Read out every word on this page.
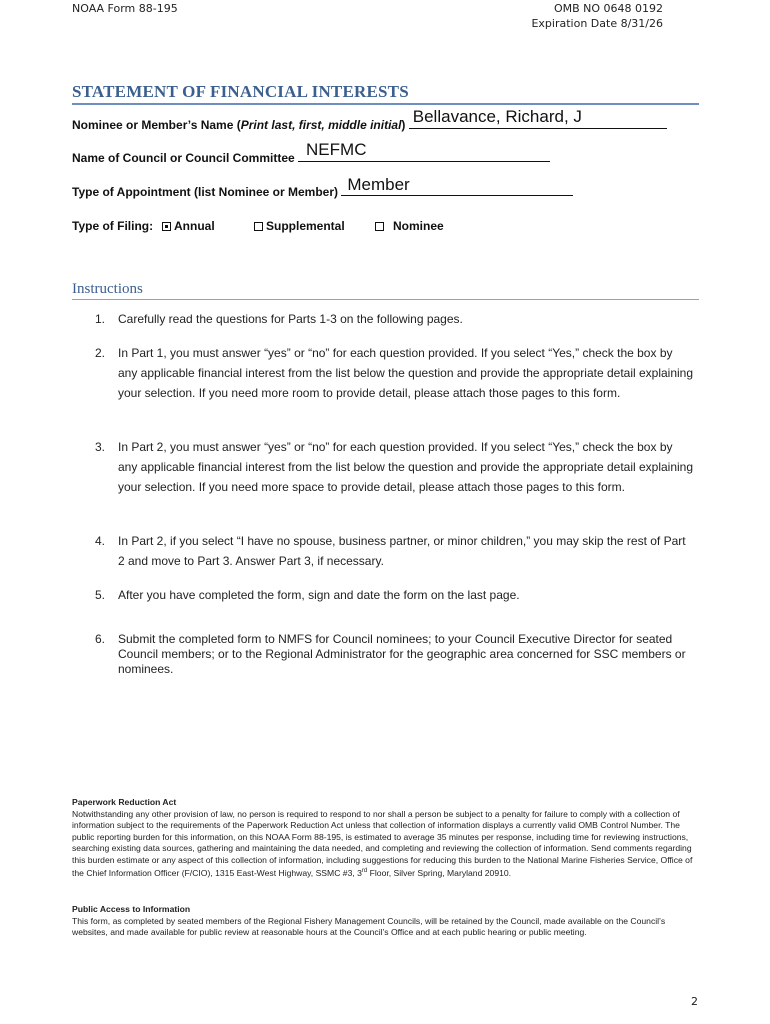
NOAA Form 88-195	OMB NO 0648 0192
Expiration Date 8/31/26
STATEMENT OF FINANCIAL INTERESTS
Nominee or Member’s Name (Print last, first, middle initial) Bellavance, Richard, J
Name of Council or Council Committee NEFMC
Type of Appointment (list Nominee or Member) Member
Type of Filing:	Annual	Supplemental	Nominee
Instructions
1. Carefully read the questions for Parts 1-3 on the following pages.
2. In Part 1, you must answer “yes” or “no” for each question provided. If you select “Yes,” check the box by any applicable financial interest from the list below the question and provide the appropriate detail explaining your selection. If you need more room to provide detail, please attach those pages to this form.
3. In Part 2, you must answer “yes” or “no” for each question provided. If you select “Yes,” check the box by any applicable financial interest from the list below the question and provide the appropriate detail explaining your selection. If you need more space to provide detail, please attach those pages to this form.
4. In Part 2, if you select “I have no spouse, business partner, or minor children,” you may skip the rest of Part 2 and move to Part 3. Answer Part 3, if necessary.
5. After you have completed the form, sign and date the form on the last page.
6. Submit the completed form to NMFS for Council nominees; to your Council Executive Director for seated Council members; or to the Regional Administrator for the geographic area concerned for SSC members or nominees.
Paperwork Reduction Act
Notwithstanding any other provision of law, no person is required to respond to nor shall a person be subject to a penalty for failure to comply with a collection of information subject to the requirements of the Paperwork Reduction Act unless that collection of information displays a currently valid OMB Control Number. The public reporting burden for this information, on this NOAA Form 88-195, is estimated to average 35 minutes per response, including time for reviewing instructions, searching existing data sources, gathering and maintaining the data needed, and completing and reviewing the collection of information. Send comments regarding this burden estimate or any aspect of this collection of information, including suggestions for reducing this burden to the National Marine Fisheries Service, Office of the Chief Information Officer (F/CIO), 1315 East-West Highway, SSMC #3, 3rd Floor, Silver Spring, Maryland 20910.
Public Access to Information
This form, as completed by seated members of the Regional Fishery Management Councils, will be retained by the Council, made available on the Council’s websites, and made available for public review at reasonable hours at the Council’s Office and at each public hearing or public meeting.
2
=-=-=-=-=
**What the task requires**
Copy the entries above faithfully and omit every image.

**Exercise solution**
Read out every word on this page.
NOAA Form 88-195	OMB NO 0648 0192
Expiration Date 8/31/26
STATEMENT OF FINANCIAL INTERESTS
Nominee or Member’s Name (Print last, first, middle initial) Bellavance, Richard, J
Name of Council or Council Committee NEFMC
Type of Appointment (list Nominee or Member) Member
Type of Filing:	Annual	Supplemental	Nominee
Instructions
1. Carefully read the questions for Parts 1-3 on the following pages.
2. In Part 1, you must answer “yes” or “no” for each question provided. If you select “Yes,” check the box by any applicable financial interest from the list below the question and provide the appropriate detail explaining your selection. If you need more room to provide detail, please attach those pages to this form.
3. In Part 2, you must answer “yes” or “no” for each question provided. If you select “Yes,” check the box by any applicable financial interest from the list below the question and provide the appropriate detail explaining your selection. If you need more space to provide detail, please attach those pages to this form.
4. In Part 2, if you select “I have no spouse, business partner, or minor children,” you may skip the rest of Part 2 and move to Part 3. Answer Part 3, if necessary.
5. After you have completed the form, sign and date the form on the last page.
6. Submit the completed form to NMFS for Council nominees; to your Council Executive Director for seated Council members; or to the Regional Administrator for the geographic area concerned for SSC members or nominees.
Paperwork Reduction Act
Notwithstanding any other provision of law, no person is required to respond to nor shall a person be subject to a penalty for failure to comply with a collection of information subject to the requirements of the Paperwork Reduction Act unless that collection of information displays a currently valid OMB Control Number. The public reporting burden for this information, on this NOAA Form 88-195, is estimated to average 35 minutes per response, including time for reviewing instructions, searching existing data sources, gathering and maintaining the data needed, and completing and reviewing the collection of information. Send comments regarding this burden estimate or any aspect of this collection of information, including suggestions for reducing this burden to the National Marine Fisheries Service, Office of the Chief Information Officer (F/CIO), 1315 East-West Highway, SSMC #3, 3rd Floor, Silver Spring, Maryland 20910.
Public Access to Information
This form, as completed by seated members of the Regional Fishery Management Councils, will be retained by the Council, made available on the Council’s websites, and made available for public review at reasonable hours at the Council’s Office and at each public hearing or public meeting.
2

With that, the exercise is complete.